— Instructions for the task —
In your copy, include every line of the listing below exactly but none of the pictures.

Figure contents as structured data
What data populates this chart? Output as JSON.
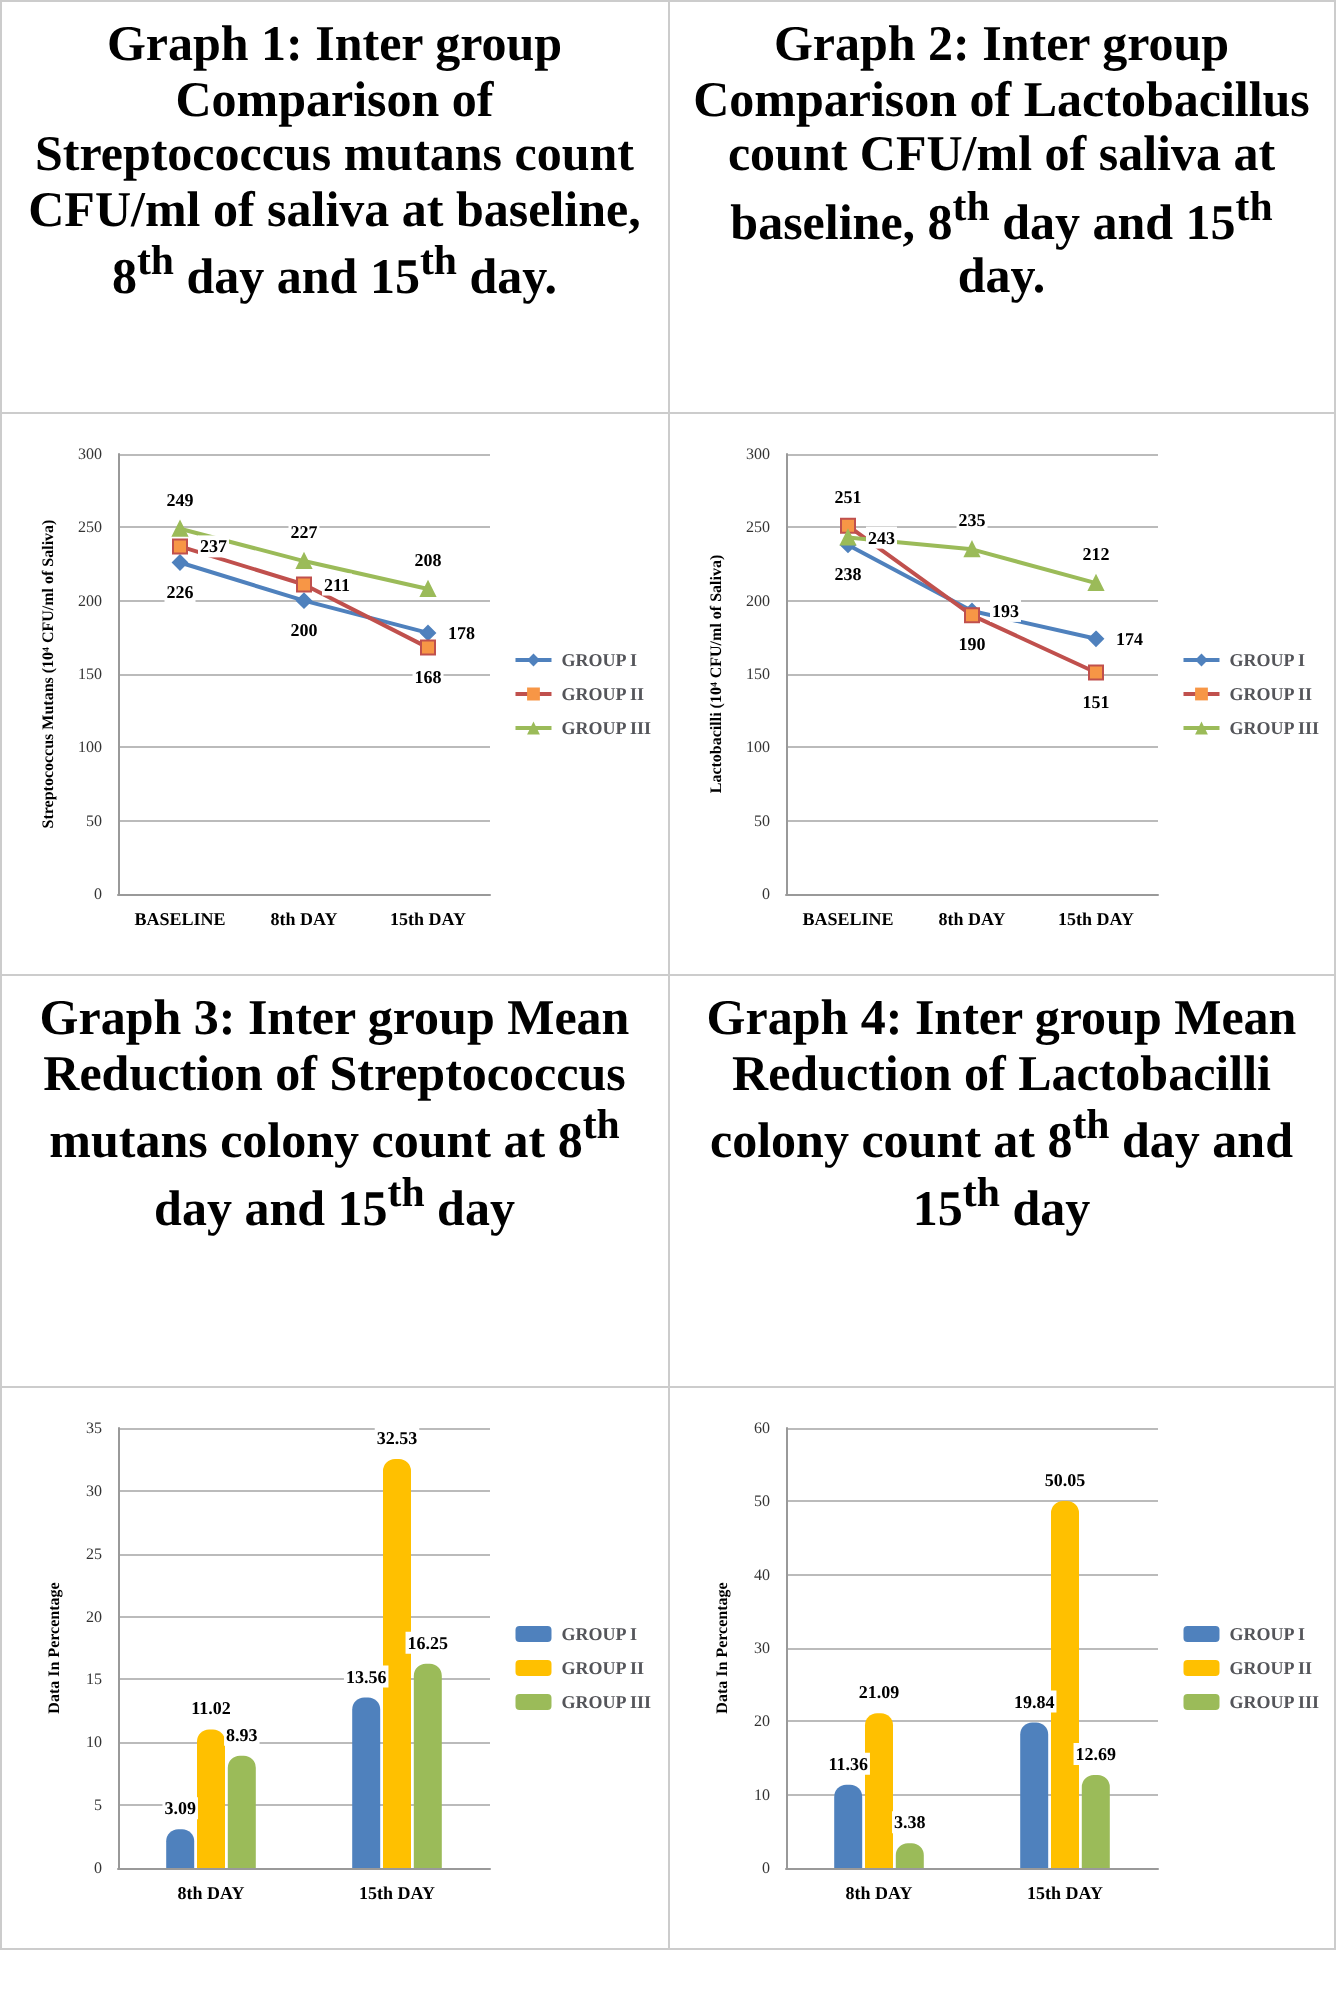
{
  "chart_data": [
    {
      "type": "line",
      "title": "Graph 1: Inter group Comparison of Streptococcus mutans count CFU/ml of saliva at baseline, 8$^{th}$ day and 15$^{th}$ day.",
      "ylabel": "Streptococcus Mutans (10⁴ CFU/ml of Saliva)",
      "categories": [
        "BASELINE",
        "8th DAY",
        "15th DAY"
      ],
      "series": [
        {
          "name": "GROUP I",
          "color": "#4f81bd",
          "marker": "diamond",
          "values": [
            226,
            200,
            178
          ]
        },
        {
          "name": "GROUP II",
          "color": "#c0504d",
          "marker": "square",
          "values": [
            237,
            211,
            168
          ]
        },
        {
          "name": "GROUP III",
          "color": "#9bbb59",
          "marker": "triangle",
          "values": [
            249,
            227,
            208
          ]
        }
      ],
      "ylim": [
        0,
        300
      ],
      "yticks": [
        0,
        50,
        100,
        150,
        200,
        250,
        300
      ],
      "grid": "y",
      "legend": "right",
      "data_labels": true
    },
    {
      "type": "line",
      "title": "Graph 2: Inter group Comparison of Lactobacillus count CFU/ml of saliva at baseline, 8$^{th}$ day and 15$^{th}$ day.",
      "ylabel": "Lactobacilli (10⁴ CFU/ml of Saliva)",
      "categories": [
        "BASELINE",
        "8th DAY",
        "15th DAY"
      ],
      "series": [
        {
          "name": "GROUP I",
          "color": "#4f81bd",
          "marker": "diamond",
          "values": [
            238,
            193,
            174
          ]
        },
        {
          "name": "GROUP II",
          "color": "#c0504d",
          "marker": "square",
          "values": [
            251,
            190,
            151
          ]
        },
        {
          "name": "GROUP III",
          "color": "#9bbb59",
          "marker": "triangle",
          "values": [
            243,
            235,
            212
          ]
        }
      ],
      "ylim": [
        0,
        300
      ],
      "yticks": [
        0,
        50,
        100,
        150,
        200,
        250,
        300
      ],
      "grid": "y",
      "legend": "right",
      "data_labels": true
    },
    {
      "type": "bar",
      "title": "Graph 3: Inter group Mean Reduction of Streptococcus mutans colony count at 8$^{th}$ day and 15$^{th}$ day",
      "ylabel": "Data In Percentage",
      "categories": [
        "8th DAY",
        "15th DAY"
      ],
      "series": [
        {
          "name": "GROUP I",
          "color": "#4f81bd",
          "values": [
            3.09,
            13.56
          ]
        },
        {
          "name": "GROUP II",
          "color": "#ffc000",
          "values": [
            11.02,
            32.53
          ]
        },
        {
          "name": "GROUP III",
          "color": "#9bbb59",
          "values": [
            8.93,
            16.25
          ]
        }
      ],
      "ylim": [
        0,
        35
      ],
      "yticks": [
        0,
        5,
        10,
        15,
        20,
        25,
        30,
        35
      ],
      "grid": "y",
      "legend": "right",
      "data_labels": true
    },
    {
      "type": "bar",
      "title": "Graph 4: Inter group Mean Reduction of Lactobacilli colony count at 8$^{th}$ day and 15$^{th}$ day",
      "ylabel": "Data In Percentage",
      "categories": [
        "8th DAY",
        "15th DAY"
      ],
      "series": [
        {
          "name": "GROUP I",
          "color": "#4f81bd",
          "values": [
            11.36,
            19.84
          ]
        },
        {
          "name": "GROUP II",
          "color": "#ffc000",
          "values": [
            21.09,
            50.05
          ]
        },
        {
          "name": "GROUP III",
          "color": "#9bbb59",
          "values": [
            3.38,
            12.69
          ]
        }
      ],
      "ylim": [
        0,
        60
      ],
      "yticks": [
        0,
        10,
        20,
        30,
        40,
        50,
        60
      ],
      "grid": "y",
      "legend": "right",
      "data_labels": true
    }
  ]
}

— Written solution —
What data populates this chart? Output as JSON.
{
  "chart_data": [
    {
      "type": "line",
      "title": "Graph 1: Inter group Comparison of Streptococcus mutans count CFU/ml of saliva at baseline, 8$^{th}$ day and 15$^{th}$ day.",
      "ylabel": "Streptococcus Mutans (10⁴ CFU/ml of Saliva)",
      "categories": [
        "BASELINE",
        "8th DAY",
        "15th DAY"
      ],
      "series": [
        {
          "name": "GROUP I",
          "color": "#4f81bd",
          "marker": "diamond",
          "values": [
            226,
            200,
            178
          ]
        },
        {
          "name": "GROUP II",
          "color": "#c0504d",
          "marker": "square",
          "values": [
            237,
            211,
            168
          ]
        },
        {
          "name": "GROUP III",
          "color": "#9bbb59",
          "marker": "triangle",
          "values": [
            249,
            227,
            208
          ]
        }
      ],
      "ylim": [
        0,
        300
      ],
      "yticks": [
        0,
        50,
        100,
        150,
        200,
        250,
        300
      ],
      "grid": "y",
      "legend": "right",
      "data_labels": true
    },
    {
      "type": "line",
      "title": "Graph 2: Inter group Comparison of Lactobacillus count CFU/ml of saliva at baseline, 8$^{th}$ day and 15$^{th}$ day.",
      "ylabel": "Lactobacilli (10⁴ CFU/ml of Saliva)",
      "categories": [
        "BASELINE",
        "8th DAY",
        "15th DAY"
      ],
      "series": [
        {
          "name": "GROUP I",
          "color": "#4f81bd",
          "marker": "diamond",
          "values": [
            238,
            193,
            174
          ]
        },
        {
          "name": "GROUP II",
          "color": "#c0504d",
          "marker": "square",
          "values": [
            251,
            190,
            151
          ]
        },
        {
          "name": "GROUP III",
          "color": "#9bbb59",
          "marker": "triangle",
          "values": [
            243,
            235,
            212
          ]
        }
      ],
      "ylim": [
        0,
        300
      ],
      "yticks": [
        0,
        50,
        100,
        150,
        200,
        250,
        300
      ],
      "grid": "y",
      "legend": "right",
      "data_labels": true
    },
    {
      "type": "bar",
      "title": "Graph 3: Inter group Mean Reduction of Streptococcus mutans colony count at 8$^{th}$ day and 15$^{th}$ day",
      "ylabel": "Data In Percentage",
      "categories": [
        "8th DAY",
        "15th DAY"
      ],
      "series": [
        {
          "name": "GROUP I",
          "color": "#4f81bd",
          "values": [
            3.09,
            13.56
          ]
        },
        {
          "name": "GROUP II",
          "color": "#ffc000",
          "values": [
            11.02,
            32.53
          ]
        },
        {
          "name": "GROUP III",
          "color": "#9bbb59",
          "values": [
            8.93,
            16.25
          ]
        }
      ],
      "ylim": [
        0,
        35
      ],
      "yticks": [
        0,
        5,
        10,
        15,
        20,
        25,
        30,
        35
      ],
      "grid": "y",
      "legend": "right",
      "data_labels": true
    },
    {
      "type": "bar",
      "title": "Graph 4: Inter group Mean Reduction of Lactobacilli colony count at 8$^{th}$ day and 15$^{th}$ day",
      "ylabel": "Data In Percentage",
      "categories": [
        "8th DAY",
        "15th DAY"
      ],
      "series": [
        {
          "name": "GROUP I",
          "color": "#4f81bd",
          "values": [
            11.36,
            19.84
          ]
        },
        {
          "name": "GROUP II",
          "color": "#ffc000",
          "values": [
            21.09,
            50.05
          ]
        },
        {
          "name": "GROUP III",
          "color": "#9bbb59",
          "values": [
            3.38,
            12.69
          ]
        }
      ],
      "ylim": [
        0,
        60
      ],
      "yticks": [
        0,
        10,
        20,
        30,
        40,
        50,
        60
      ],
      "grid": "y",
      "legend": "right",
      "data_labels": true
    }
  ]
}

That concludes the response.